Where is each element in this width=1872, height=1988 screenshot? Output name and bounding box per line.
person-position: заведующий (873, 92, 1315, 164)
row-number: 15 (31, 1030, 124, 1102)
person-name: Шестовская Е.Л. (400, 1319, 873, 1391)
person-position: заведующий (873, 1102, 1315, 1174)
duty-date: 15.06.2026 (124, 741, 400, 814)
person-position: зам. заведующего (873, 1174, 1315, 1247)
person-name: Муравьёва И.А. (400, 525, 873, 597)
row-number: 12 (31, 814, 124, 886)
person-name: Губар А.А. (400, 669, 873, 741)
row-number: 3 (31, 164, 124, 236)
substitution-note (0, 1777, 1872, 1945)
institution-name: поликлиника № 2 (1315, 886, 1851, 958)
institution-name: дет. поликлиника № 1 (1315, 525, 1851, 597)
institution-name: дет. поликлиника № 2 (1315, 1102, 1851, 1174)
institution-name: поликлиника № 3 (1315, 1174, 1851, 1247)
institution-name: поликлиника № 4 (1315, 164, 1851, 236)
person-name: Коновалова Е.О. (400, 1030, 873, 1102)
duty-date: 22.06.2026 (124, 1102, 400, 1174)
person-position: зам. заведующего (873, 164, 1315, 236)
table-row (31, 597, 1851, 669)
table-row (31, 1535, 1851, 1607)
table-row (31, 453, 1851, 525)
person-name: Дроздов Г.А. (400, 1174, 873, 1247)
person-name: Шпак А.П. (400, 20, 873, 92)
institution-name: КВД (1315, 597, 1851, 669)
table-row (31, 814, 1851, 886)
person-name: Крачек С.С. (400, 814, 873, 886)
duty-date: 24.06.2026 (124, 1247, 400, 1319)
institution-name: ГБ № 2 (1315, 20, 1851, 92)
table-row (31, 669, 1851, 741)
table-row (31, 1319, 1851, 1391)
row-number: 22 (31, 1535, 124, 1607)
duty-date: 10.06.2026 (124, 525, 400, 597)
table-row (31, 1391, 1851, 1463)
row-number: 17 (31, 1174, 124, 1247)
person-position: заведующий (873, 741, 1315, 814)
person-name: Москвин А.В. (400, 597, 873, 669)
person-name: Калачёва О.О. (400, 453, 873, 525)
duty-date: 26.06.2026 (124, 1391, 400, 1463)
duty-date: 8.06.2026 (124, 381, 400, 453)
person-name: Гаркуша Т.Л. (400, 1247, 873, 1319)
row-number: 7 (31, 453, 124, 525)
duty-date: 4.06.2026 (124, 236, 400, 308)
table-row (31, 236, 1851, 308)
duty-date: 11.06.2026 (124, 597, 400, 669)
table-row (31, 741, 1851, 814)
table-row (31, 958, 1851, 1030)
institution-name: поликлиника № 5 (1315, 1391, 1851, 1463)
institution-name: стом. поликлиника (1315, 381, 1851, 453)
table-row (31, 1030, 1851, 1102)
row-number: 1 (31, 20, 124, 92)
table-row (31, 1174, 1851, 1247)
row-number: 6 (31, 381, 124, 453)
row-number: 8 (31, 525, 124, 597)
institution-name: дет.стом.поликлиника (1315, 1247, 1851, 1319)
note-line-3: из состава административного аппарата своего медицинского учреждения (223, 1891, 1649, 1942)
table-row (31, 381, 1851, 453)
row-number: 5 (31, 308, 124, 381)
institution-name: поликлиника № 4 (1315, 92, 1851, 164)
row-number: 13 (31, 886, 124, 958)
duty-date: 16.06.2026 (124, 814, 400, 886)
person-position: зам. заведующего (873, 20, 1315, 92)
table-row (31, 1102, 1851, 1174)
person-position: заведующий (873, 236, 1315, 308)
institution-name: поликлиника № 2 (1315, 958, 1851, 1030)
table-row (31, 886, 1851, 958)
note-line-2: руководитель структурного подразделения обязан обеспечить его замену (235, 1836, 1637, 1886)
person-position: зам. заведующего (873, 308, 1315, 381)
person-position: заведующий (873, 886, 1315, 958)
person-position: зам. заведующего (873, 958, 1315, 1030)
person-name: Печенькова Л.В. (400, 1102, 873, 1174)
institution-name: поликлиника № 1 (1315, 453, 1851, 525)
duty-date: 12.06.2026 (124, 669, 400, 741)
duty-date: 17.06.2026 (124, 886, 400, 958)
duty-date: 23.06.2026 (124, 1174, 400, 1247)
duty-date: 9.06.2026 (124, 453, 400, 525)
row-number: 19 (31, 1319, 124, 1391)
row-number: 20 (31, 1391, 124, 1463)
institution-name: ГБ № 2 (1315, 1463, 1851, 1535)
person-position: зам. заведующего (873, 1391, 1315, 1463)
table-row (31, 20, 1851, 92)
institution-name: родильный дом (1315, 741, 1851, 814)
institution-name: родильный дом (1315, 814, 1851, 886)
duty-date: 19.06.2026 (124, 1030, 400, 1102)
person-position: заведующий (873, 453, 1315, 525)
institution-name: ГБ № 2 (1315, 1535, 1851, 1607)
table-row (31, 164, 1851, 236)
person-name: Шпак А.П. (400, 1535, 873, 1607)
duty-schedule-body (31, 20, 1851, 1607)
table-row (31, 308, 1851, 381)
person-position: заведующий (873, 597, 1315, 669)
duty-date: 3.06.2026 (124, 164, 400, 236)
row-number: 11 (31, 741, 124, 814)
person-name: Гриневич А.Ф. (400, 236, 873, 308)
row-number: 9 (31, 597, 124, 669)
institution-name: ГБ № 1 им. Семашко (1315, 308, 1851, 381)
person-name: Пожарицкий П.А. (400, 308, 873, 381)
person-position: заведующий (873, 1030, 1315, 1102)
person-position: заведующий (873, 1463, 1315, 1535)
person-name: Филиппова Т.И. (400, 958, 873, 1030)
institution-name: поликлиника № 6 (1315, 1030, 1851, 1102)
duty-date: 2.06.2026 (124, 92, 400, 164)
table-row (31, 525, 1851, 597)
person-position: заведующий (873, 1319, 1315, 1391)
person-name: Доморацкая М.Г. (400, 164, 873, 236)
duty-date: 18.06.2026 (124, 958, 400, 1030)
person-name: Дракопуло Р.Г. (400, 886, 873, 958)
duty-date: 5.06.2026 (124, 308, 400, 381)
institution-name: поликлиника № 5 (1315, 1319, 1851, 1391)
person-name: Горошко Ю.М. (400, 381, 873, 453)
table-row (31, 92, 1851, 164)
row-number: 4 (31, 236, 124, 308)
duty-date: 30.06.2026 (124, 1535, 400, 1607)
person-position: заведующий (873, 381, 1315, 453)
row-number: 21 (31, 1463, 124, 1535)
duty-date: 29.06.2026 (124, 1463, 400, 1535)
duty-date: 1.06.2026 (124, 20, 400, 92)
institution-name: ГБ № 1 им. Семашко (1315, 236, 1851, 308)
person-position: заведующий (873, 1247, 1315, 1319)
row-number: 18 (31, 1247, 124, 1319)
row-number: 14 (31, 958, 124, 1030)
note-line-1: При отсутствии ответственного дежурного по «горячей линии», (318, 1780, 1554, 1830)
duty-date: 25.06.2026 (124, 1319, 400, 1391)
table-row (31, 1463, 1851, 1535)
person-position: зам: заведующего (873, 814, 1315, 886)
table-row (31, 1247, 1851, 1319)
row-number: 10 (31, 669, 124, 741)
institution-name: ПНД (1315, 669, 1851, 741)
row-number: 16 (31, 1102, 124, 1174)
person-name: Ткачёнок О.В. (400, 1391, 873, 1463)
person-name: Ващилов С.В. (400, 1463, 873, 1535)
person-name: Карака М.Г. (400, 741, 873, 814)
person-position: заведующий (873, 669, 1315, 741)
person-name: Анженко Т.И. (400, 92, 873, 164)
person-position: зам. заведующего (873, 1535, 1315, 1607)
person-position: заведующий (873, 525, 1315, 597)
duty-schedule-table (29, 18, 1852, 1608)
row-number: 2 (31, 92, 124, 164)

***

## Set task
Copy out all the records above line by line, with no changes.

## Solution
Where is each element in this width=1872, height=1988 screenshot? Output name and bounding box per line.
person-position: заведующий (873, 92, 1315, 164)
row-number: 15 (31, 1030, 124, 1102)
person-name: Шестовская Е.Л. (400, 1319, 873, 1391)
person-position: заведующий (873, 1102, 1315, 1174)
duty-date: 15.06.2026 (124, 741, 400, 814)
person-position: зам. заведующего (873, 1174, 1315, 1247)
person-name: Муравьёва И.А. (400, 525, 873, 597)
row-number: 12 (31, 814, 124, 886)
person-name: Губар А.А. (400, 669, 873, 741)
row-number: 3 (31, 164, 124, 236)
substitution-note (0, 1777, 1872, 1945)
institution-name: поликлиника № 2 (1315, 886, 1851, 958)
institution-name: дет. поликлиника № 1 (1315, 525, 1851, 597)
institution-name: дет. поликлиника № 2 (1315, 1102, 1851, 1174)
institution-name: поликлиника № 3 (1315, 1174, 1851, 1247)
institution-name: поликлиника № 4 (1315, 164, 1851, 236)
person-name: Коновалова Е.О. (400, 1030, 873, 1102)
duty-date: 22.06.2026 (124, 1102, 400, 1174)
person-position: зам. заведующего (873, 164, 1315, 236)
table-row (31, 597, 1851, 669)
table-row (31, 1535, 1851, 1607)
table-row (31, 453, 1851, 525)
person-name: Дроздов Г.А. (400, 1174, 873, 1247)
person-name: Шпак А.П. (400, 20, 873, 92)
institution-name: КВД (1315, 597, 1851, 669)
table-row (31, 814, 1851, 886)
person-name: Крачек С.С. (400, 814, 873, 886)
duty-date: 24.06.2026 (124, 1247, 400, 1319)
institution-name: ГБ № 2 (1315, 20, 1851, 92)
table-row (31, 669, 1851, 741)
table-row (31, 1319, 1851, 1391)
row-number: 22 (31, 1535, 124, 1607)
duty-date: 10.06.2026 (124, 525, 400, 597)
table-row (31, 1391, 1851, 1463)
row-number: 17 (31, 1174, 124, 1247)
person-position: заведующий (873, 741, 1315, 814)
person-name: Москвин А.В. (400, 597, 873, 669)
person-name: Калачёва О.О. (400, 453, 873, 525)
duty-date: 26.06.2026 (124, 1391, 400, 1463)
duty-date: 8.06.2026 (124, 381, 400, 453)
person-name: Гаркуша Т.Л. (400, 1247, 873, 1319)
row-number: 7 (31, 453, 124, 525)
duty-date: 4.06.2026 (124, 236, 400, 308)
table-row (31, 236, 1851, 308)
duty-date: 11.06.2026 (124, 597, 400, 669)
table-row (31, 741, 1851, 814)
table-row (31, 958, 1851, 1030)
institution-name: поликлиника № 5 (1315, 1391, 1851, 1463)
institution-name: стом. поликлиника (1315, 381, 1851, 453)
table-row (31, 1030, 1851, 1102)
row-number: 1 (31, 20, 124, 92)
table-row (31, 1174, 1851, 1247)
row-number: 6 (31, 381, 124, 453)
row-number: 8 (31, 525, 124, 597)
institution-name: дет.стом.поликлиника (1315, 1247, 1851, 1319)
note-line-3: из состава административного аппарата своего медицинского учреждения (223, 1891, 1649, 1942)
table-row (31, 381, 1851, 453)
row-number: 5 (31, 308, 124, 381)
institution-name: поликлиника № 4 (1315, 92, 1851, 164)
row-number: 13 (31, 886, 124, 958)
duty-date: 16.06.2026 (124, 814, 400, 886)
person-position: зам. заведующего (873, 20, 1315, 92)
table-row (31, 1102, 1851, 1174)
person-position: заведующий (873, 236, 1315, 308)
institution-name: поликлиника № 2 (1315, 958, 1851, 1030)
table-row (31, 886, 1851, 958)
note-line-2: руководитель структурного подразделения обязан обеспечить его замену (235, 1836, 1637, 1886)
person-position: зам. заведующего (873, 308, 1315, 381)
person-position: заведующий (873, 886, 1315, 958)
person-position: зам. заведующего (873, 958, 1315, 1030)
person-name: Печенькова Л.В. (400, 1102, 873, 1174)
institution-name: поликлиника № 1 (1315, 453, 1851, 525)
duty-date: 12.06.2026 (124, 669, 400, 741)
duty-date: 17.06.2026 (124, 886, 400, 958)
duty-date: 23.06.2026 (124, 1174, 400, 1247)
duty-date: 9.06.2026 (124, 453, 400, 525)
row-number: 19 (31, 1319, 124, 1391)
row-number: 20 (31, 1391, 124, 1463)
institution-name: ГБ № 2 (1315, 1463, 1851, 1535)
person-position: зам. заведующего (873, 1391, 1315, 1463)
table-row (31, 20, 1851, 92)
institution-name: родильный дом (1315, 741, 1851, 814)
institution-name: родильный дом (1315, 814, 1851, 886)
duty-date: 19.06.2026 (124, 1030, 400, 1102)
person-position: заведующий (873, 453, 1315, 525)
institution-name: ГБ № 2 (1315, 1535, 1851, 1607)
table-row (31, 164, 1851, 236)
person-name: Шпак А.П. (400, 1535, 873, 1607)
duty-schedule-body (31, 20, 1851, 1607)
table-row (31, 308, 1851, 381)
person-position: заведующий (873, 597, 1315, 669)
duty-date: 3.06.2026 (124, 164, 400, 236)
row-number: 11 (31, 741, 124, 814)
person-name: Гриневич А.Ф. (400, 236, 873, 308)
row-number: 9 (31, 597, 124, 669)
institution-name: ГБ № 1 им. Семашко (1315, 308, 1851, 381)
person-name: Пожарицкий П.А. (400, 308, 873, 381)
person-position: заведующий (873, 1030, 1315, 1102)
person-position: заведующий (873, 1463, 1315, 1535)
person-name: Филиппова Т.И. (400, 958, 873, 1030)
institution-name: поликлиника № 6 (1315, 1030, 1851, 1102)
duty-date: 2.06.2026 (124, 92, 400, 164)
table-row (31, 525, 1851, 597)
person-position: заведующий (873, 1319, 1315, 1391)
person-name: Доморацкая М.Г. (400, 164, 873, 236)
duty-date: 18.06.2026 (124, 958, 400, 1030)
person-name: Дракопуло Р.Г. (400, 886, 873, 958)
duty-date: 5.06.2026 (124, 308, 400, 381)
institution-name: поликлиника № 5 (1315, 1319, 1851, 1391)
person-name: Горошко Ю.М. (400, 381, 873, 453)
table-row (31, 92, 1851, 164)
row-number: 4 (31, 236, 124, 308)
duty-date: 30.06.2026 (124, 1535, 400, 1607)
person-position: заведующий (873, 381, 1315, 453)
row-number: 21 (31, 1463, 124, 1535)
duty-date: 29.06.2026 (124, 1463, 400, 1535)
duty-date: 1.06.2026 (124, 20, 400, 92)
institution-name: ГБ № 1 им. Семашко (1315, 236, 1851, 308)
person-position: заведующий (873, 1247, 1315, 1319)
row-number: 18 (31, 1247, 124, 1319)
row-number: 14 (31, 958, 124, 1030)
note-line-1: При отсутствии ответственного дежурного по «горячей линии», (318, 1780, 1554, 1830)
duty-date: 25.06.2026 (124, 1319, 400, 1391)
table-row (31, 1463, 1851, 1535)
person-position: зам: заведующего (873, 814, 1315, 886)
table-row (31, 1247, 1851, 1319)
row-number: 10 (31, 669, 124, 741)
institution-name: ПНД (1315, 669, 1851, 741)
row-number: 16 (31, 1102, 124, 1174)
person-name: Ткачёнок О.В. (400, 1391, 873, 1463)
person-name: Ващилов С.В. (400, 1463, 873, 1535)
person-name: Карака М.Г. (400, 741, 873, 814)
person-position: заведующий (873, 669, 1315, 741)
person-name: Анженко Т.И. (400, 92, 873, 164)
person-position: зам. заведующего (873, 1535, 1315, 1607)
person-position: заведующий (873, 525, 1315, 597)
duty-schedule-table (29, 18, 1852, 1608)
row-number: 2 (31, 92, 124, 164)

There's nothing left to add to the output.